▶ **WHAT IS BEING ASKED**:
Filter these entries, keeping only lines that hold the word "iBanking".

▶ **EXCERPTED DATA**:
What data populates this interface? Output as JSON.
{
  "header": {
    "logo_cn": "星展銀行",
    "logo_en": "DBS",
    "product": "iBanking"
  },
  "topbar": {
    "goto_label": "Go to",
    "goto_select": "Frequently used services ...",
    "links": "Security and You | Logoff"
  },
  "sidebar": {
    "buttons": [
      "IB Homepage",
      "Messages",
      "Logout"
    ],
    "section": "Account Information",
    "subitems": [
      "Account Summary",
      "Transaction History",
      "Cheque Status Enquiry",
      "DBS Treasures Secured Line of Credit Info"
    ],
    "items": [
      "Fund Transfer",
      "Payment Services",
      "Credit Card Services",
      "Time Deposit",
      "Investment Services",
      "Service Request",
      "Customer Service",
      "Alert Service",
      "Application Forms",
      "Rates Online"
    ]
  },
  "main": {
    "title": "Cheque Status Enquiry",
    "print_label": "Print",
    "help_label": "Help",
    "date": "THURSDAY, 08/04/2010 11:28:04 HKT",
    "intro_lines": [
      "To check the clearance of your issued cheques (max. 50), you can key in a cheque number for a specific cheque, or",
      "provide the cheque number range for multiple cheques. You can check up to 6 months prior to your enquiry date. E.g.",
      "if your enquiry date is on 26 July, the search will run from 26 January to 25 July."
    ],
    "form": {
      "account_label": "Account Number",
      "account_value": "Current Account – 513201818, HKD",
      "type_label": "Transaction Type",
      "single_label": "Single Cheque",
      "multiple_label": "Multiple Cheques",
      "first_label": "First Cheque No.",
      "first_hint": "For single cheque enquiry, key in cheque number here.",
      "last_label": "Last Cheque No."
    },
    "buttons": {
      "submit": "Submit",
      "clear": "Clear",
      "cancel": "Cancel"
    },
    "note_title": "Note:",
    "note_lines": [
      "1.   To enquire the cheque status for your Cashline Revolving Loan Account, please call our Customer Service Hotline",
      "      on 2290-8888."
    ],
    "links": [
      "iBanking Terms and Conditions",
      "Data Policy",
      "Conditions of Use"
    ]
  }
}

▶ **FINISHED TASK**:
    "product": "iBanking"
      "iBanking Terms and Conditions",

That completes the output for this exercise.